• _GIVEN TASK_
Find how many lines of the listing include the string "采购分类", and report only that figure.

....

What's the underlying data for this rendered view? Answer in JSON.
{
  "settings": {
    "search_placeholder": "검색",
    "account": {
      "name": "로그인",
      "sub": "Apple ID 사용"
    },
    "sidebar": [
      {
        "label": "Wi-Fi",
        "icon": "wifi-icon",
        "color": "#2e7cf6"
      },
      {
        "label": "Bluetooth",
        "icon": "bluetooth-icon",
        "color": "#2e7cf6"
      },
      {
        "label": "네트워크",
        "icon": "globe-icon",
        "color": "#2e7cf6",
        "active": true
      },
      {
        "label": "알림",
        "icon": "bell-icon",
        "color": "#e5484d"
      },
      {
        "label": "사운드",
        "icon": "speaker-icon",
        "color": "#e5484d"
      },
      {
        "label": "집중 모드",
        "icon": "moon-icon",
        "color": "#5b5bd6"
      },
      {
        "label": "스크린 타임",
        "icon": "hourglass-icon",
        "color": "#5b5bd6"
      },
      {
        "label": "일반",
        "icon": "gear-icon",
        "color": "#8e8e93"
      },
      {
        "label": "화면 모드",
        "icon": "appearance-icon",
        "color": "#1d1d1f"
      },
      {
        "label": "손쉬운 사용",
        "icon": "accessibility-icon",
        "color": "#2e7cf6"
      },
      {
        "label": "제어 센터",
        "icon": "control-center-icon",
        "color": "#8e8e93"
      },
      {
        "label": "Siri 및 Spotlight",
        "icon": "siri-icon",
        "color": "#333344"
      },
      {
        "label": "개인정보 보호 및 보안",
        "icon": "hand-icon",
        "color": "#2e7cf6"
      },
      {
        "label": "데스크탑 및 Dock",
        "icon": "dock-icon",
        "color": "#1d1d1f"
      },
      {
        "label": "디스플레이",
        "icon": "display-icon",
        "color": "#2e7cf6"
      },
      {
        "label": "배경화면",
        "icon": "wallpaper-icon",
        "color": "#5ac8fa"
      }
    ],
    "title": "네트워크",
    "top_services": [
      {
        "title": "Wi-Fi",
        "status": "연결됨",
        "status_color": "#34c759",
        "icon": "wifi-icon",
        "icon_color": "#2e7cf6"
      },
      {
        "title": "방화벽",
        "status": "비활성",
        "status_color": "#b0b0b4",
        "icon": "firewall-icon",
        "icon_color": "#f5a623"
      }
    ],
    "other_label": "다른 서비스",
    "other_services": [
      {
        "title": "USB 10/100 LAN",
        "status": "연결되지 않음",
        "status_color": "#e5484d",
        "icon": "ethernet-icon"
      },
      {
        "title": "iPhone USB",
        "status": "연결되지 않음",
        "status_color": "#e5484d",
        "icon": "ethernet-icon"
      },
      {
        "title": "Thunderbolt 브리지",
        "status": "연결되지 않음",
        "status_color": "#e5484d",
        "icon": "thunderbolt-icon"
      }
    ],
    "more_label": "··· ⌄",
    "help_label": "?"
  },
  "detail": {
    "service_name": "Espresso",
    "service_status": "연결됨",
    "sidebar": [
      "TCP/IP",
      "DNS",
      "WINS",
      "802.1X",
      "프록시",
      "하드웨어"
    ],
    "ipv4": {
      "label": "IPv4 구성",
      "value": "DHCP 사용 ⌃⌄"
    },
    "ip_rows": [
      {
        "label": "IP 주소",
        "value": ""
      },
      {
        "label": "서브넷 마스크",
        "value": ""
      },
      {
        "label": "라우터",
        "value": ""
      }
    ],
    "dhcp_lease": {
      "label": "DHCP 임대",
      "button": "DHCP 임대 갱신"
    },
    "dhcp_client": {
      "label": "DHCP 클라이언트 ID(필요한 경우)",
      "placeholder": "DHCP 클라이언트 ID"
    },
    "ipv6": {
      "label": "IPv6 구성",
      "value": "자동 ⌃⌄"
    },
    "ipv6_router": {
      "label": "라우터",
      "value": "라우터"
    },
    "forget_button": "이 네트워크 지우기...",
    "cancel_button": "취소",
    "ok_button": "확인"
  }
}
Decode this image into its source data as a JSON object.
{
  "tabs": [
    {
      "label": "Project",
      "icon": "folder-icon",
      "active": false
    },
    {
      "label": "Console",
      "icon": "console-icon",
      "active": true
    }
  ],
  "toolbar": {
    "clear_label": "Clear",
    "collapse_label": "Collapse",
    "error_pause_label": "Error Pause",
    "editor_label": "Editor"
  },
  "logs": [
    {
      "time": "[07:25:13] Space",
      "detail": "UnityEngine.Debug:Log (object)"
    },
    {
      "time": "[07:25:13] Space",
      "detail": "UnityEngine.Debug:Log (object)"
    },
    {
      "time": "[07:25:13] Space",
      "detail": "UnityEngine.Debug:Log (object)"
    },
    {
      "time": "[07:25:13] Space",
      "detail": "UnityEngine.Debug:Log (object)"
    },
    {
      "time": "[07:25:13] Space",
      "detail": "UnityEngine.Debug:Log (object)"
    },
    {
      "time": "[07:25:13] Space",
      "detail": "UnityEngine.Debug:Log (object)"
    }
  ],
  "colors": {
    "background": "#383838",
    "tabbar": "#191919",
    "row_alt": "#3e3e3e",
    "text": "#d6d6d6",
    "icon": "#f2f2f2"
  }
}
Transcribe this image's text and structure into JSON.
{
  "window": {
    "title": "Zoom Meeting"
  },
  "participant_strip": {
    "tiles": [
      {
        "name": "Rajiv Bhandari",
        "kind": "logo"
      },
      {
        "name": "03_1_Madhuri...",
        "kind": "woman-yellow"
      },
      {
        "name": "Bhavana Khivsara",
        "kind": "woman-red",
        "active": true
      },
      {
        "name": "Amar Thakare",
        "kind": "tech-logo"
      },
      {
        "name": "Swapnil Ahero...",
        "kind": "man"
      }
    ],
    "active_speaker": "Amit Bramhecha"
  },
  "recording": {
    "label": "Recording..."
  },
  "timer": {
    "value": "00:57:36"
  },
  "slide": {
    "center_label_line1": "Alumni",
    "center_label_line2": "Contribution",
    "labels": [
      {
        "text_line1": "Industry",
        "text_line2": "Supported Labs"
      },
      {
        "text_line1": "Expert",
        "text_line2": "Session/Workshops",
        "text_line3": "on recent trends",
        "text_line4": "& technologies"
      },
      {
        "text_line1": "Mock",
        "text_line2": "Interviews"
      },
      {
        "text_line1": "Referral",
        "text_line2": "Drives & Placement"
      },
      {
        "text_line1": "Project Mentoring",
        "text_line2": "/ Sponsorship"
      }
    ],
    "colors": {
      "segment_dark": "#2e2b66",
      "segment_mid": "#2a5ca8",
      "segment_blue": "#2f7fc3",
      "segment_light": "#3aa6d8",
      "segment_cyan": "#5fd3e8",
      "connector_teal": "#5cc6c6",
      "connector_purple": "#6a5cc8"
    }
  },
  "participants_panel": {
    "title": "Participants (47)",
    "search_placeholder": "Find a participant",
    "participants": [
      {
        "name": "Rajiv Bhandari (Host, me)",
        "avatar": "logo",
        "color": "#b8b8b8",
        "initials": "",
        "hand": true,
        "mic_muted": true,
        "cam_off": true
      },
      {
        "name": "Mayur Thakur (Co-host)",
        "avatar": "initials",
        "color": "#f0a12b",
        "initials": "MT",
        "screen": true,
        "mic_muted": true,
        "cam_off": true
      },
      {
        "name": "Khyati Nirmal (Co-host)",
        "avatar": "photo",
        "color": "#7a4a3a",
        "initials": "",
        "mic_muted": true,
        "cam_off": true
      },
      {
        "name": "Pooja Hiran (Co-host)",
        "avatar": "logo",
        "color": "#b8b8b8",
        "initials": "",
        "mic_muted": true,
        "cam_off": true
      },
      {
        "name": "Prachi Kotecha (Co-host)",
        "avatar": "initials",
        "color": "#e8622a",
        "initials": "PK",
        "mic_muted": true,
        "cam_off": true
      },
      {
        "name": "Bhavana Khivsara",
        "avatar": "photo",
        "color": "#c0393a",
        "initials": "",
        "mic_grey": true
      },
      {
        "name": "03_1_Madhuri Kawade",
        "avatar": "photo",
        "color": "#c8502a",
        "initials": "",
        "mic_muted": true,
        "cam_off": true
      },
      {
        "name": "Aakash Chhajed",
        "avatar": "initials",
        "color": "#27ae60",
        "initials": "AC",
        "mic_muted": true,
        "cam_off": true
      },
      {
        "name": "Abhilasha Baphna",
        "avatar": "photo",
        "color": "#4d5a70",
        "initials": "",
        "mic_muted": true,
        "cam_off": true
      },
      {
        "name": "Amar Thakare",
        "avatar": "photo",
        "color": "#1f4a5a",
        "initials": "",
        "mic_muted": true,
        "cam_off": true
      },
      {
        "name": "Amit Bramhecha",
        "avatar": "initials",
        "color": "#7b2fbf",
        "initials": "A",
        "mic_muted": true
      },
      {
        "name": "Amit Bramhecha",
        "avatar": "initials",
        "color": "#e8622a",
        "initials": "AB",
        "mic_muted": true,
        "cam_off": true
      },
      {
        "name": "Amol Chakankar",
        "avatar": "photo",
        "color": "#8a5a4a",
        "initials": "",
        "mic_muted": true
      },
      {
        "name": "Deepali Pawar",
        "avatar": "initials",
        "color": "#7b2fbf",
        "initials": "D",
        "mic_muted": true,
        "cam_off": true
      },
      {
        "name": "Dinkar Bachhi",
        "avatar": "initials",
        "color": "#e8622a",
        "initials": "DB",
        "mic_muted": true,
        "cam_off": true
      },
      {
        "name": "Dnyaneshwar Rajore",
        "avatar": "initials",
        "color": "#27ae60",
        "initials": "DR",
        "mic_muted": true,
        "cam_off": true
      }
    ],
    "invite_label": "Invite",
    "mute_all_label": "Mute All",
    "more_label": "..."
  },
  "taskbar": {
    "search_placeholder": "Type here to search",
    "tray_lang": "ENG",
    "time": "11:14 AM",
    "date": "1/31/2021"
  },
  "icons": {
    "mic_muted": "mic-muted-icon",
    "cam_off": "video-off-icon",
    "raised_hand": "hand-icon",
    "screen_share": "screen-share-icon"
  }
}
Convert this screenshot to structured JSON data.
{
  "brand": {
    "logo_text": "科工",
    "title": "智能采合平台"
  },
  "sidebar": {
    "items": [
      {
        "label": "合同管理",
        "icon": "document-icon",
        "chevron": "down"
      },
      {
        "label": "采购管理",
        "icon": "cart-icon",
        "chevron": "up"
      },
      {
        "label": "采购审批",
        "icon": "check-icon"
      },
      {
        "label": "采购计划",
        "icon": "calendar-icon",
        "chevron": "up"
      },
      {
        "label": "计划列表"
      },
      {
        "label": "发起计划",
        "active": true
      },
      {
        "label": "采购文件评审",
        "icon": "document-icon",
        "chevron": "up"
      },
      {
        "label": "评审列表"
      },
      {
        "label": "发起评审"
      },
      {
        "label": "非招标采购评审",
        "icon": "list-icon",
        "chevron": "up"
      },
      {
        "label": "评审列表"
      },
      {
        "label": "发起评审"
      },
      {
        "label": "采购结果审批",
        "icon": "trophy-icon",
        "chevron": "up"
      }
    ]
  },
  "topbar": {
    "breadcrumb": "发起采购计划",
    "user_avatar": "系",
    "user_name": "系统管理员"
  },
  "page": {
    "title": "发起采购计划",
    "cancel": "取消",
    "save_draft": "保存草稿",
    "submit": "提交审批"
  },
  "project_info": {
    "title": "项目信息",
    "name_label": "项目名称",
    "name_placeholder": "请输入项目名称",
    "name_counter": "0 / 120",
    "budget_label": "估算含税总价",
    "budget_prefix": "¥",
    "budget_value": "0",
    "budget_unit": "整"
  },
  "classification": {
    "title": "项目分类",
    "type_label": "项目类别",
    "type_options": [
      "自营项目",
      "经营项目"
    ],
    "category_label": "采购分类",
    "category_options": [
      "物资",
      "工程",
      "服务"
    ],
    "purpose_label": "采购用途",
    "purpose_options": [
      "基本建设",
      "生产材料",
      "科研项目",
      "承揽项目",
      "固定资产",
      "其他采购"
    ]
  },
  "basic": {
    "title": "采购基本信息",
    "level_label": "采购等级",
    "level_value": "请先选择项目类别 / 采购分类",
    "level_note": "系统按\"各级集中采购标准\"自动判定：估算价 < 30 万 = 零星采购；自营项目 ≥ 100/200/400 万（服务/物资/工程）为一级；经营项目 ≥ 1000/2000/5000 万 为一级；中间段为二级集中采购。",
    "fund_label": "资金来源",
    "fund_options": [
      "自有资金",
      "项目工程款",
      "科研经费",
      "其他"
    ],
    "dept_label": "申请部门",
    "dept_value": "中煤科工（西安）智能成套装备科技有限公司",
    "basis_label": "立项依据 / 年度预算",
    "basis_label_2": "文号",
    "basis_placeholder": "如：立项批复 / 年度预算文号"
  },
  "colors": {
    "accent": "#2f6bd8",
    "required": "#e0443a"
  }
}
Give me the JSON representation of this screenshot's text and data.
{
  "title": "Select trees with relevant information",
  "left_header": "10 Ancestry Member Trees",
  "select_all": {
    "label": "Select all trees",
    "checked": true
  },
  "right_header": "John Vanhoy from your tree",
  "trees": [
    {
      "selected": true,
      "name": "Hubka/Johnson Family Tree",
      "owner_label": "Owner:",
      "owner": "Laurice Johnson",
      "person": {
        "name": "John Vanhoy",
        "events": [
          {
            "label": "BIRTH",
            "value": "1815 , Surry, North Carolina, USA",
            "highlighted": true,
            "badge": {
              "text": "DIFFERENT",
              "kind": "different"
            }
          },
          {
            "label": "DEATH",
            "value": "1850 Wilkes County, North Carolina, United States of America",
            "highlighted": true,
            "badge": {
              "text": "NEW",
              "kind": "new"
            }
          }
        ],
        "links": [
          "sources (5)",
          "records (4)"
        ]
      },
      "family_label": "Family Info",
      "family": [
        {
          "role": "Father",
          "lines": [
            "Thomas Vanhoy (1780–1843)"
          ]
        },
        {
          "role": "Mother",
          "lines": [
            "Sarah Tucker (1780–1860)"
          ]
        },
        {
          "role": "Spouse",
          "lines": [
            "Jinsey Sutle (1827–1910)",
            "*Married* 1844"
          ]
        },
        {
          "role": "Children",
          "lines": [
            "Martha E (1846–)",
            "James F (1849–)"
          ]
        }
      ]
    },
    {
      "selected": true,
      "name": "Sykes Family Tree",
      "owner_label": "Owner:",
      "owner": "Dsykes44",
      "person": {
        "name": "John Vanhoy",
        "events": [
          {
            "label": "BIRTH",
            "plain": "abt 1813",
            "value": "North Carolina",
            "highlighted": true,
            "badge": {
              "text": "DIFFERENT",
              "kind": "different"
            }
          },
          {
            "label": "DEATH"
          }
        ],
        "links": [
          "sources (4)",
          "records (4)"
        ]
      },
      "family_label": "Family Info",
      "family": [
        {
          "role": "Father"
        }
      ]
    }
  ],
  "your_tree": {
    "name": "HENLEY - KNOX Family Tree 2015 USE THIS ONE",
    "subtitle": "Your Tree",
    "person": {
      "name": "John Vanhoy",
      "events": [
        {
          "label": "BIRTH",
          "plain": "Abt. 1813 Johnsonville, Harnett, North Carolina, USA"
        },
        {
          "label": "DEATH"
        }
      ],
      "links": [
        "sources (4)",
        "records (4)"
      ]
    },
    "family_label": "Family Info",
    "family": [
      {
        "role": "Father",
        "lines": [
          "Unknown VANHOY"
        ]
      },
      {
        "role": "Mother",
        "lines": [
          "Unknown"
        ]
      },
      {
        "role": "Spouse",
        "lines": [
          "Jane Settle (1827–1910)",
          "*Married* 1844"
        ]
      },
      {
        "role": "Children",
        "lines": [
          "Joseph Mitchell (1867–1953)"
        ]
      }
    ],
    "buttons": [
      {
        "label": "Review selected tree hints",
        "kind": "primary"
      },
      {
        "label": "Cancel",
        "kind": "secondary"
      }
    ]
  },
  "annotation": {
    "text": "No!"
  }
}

....

• _ANSWER TO THE EXERCISE_
2